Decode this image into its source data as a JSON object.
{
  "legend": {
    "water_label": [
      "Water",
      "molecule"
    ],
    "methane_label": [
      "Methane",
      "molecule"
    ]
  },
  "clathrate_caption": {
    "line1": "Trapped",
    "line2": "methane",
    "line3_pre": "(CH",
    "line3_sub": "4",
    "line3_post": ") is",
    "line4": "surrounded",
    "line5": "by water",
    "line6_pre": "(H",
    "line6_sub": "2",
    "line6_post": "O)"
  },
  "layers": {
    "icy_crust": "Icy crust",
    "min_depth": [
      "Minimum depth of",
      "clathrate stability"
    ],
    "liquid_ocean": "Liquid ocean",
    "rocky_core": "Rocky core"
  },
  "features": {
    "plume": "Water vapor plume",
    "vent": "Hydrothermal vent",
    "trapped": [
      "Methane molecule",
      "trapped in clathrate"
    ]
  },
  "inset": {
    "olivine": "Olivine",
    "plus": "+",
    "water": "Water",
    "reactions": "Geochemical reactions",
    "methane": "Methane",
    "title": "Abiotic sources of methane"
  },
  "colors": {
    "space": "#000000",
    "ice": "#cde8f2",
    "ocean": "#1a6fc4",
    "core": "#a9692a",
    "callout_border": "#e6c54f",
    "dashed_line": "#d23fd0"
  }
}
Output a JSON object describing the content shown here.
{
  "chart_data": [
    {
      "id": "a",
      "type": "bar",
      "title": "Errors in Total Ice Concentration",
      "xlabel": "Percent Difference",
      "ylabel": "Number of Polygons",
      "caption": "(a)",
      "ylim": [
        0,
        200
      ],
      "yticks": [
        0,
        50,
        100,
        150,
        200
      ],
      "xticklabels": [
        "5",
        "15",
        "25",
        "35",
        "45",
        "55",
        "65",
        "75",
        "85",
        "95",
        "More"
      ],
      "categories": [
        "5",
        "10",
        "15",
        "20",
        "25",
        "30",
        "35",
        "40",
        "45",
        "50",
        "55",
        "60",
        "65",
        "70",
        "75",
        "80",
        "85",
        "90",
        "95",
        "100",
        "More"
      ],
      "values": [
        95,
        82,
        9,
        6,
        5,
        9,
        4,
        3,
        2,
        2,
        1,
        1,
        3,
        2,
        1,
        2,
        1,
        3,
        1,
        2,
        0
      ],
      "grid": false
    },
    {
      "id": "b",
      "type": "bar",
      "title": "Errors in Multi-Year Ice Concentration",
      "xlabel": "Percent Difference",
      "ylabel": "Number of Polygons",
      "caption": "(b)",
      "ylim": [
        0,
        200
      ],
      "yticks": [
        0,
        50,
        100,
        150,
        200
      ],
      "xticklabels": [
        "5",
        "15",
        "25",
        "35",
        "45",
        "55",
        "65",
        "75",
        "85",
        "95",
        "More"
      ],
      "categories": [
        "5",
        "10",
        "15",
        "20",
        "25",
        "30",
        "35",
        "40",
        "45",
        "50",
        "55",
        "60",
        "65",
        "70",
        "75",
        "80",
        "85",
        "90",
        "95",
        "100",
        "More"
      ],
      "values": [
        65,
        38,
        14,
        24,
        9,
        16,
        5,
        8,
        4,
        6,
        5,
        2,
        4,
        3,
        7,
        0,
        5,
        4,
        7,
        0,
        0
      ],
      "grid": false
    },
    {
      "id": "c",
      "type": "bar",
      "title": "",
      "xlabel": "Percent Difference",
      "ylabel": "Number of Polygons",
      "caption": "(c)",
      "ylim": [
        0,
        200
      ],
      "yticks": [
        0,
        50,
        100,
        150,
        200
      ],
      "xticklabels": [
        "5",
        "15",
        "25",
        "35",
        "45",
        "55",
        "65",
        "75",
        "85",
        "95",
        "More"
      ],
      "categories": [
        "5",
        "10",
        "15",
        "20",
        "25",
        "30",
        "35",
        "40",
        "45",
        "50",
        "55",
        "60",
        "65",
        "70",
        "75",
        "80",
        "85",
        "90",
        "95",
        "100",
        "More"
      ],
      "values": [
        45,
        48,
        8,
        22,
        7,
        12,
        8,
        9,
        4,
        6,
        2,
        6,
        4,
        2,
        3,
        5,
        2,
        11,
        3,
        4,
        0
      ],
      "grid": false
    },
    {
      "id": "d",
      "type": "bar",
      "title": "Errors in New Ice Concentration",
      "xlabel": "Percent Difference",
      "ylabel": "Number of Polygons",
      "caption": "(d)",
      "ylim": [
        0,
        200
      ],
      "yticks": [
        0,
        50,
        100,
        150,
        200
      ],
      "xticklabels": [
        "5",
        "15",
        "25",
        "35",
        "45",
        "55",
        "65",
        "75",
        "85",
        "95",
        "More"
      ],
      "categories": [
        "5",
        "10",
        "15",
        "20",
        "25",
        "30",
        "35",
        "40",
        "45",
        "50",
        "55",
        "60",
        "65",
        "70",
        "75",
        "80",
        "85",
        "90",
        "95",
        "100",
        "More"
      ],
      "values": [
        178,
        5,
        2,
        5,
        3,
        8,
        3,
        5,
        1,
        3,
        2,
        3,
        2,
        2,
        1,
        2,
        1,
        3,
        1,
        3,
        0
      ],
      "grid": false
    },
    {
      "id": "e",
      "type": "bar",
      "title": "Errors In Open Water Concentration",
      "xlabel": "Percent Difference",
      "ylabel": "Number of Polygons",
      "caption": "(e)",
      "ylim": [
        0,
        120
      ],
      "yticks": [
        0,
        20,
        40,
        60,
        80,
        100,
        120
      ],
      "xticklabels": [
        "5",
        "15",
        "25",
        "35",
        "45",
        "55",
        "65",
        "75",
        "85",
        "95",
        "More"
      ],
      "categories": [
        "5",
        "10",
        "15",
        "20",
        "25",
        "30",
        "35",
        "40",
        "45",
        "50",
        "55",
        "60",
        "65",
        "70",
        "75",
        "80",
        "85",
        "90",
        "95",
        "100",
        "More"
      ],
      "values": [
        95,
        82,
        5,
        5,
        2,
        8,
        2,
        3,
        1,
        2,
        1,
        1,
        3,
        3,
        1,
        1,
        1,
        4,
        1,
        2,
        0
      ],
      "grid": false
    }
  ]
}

= = = = = = =

## Goal
In the listing above, how many lines hold the word "title"? Give the number and nothing more.

## Response to this exercise
6